# [PROBLEM DETAILS]
Find the string "Lucas" in the entries and copy each line that has it.

[Start of THE DATA]

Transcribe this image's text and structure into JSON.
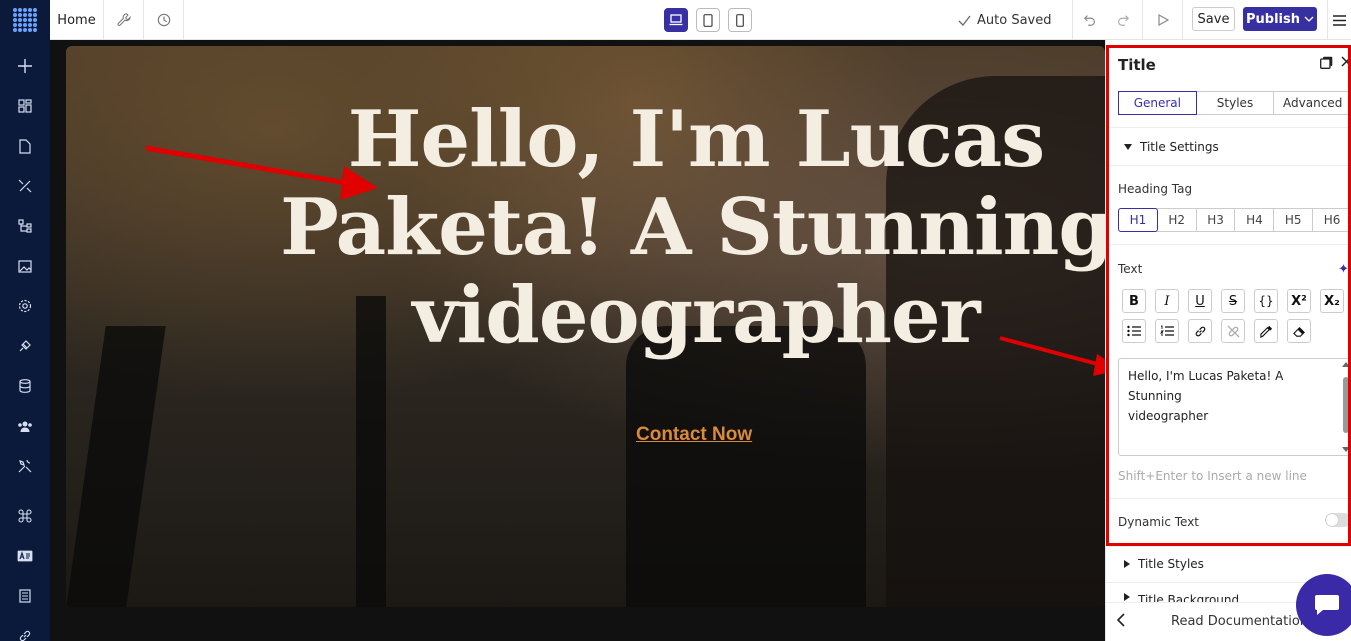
{
  "topbar": {
    "home_label": "Home",
    "autosave_label": "Auto Saved",
    "save_label": "Save",
    "publish_label": "Publish"
  },
  "hero": {
    "title_line1": "Hello, I'm Lucas",
    "title_line2": "Paketa! A Stunning",
    "title_line3": "videographer",
    "cta_label": "Contact Now"
  },
  "panel": {
    "title": "Title",
    "tabs": [
      "General",
      "Styles",
      "Advanced"
    ],
    "title_settings_label": "Title Settings",
    "heading_tag_label": "Heading Tag",
    "heading_tags": [
      "H1",
      "H2",
      "H3",
      "H4",
      "H5",
      "H6"
    ],
    "text_label": "Text",
    "text_value_line1": "Hello, I'm Lucas Paketa! A Stunning",
    "text_value_line2": "videographer",
    "hint": "Shift+Enter to Insert a new line",
    "dynamic_text_label": "Dynamic Text",
    "title_styles_label": "Title Styles",
    "title_background_label": "Title Background",
    "read_docs_label": "Read Documentation"
  },
  "colors": {
    "accent": "#3730a3",
    "sidebar": "#0b1a3a",
    "highlight": "#e00000",
    "cta": "#d98a3a"
  }
}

[End of THE DATA]

# [WRITTEN RESPONSE]
    "title_line1": "Hello, I'm Lucas",
    "text_value_line1": "Hello, I'm Lucas Paketa! A Stunning",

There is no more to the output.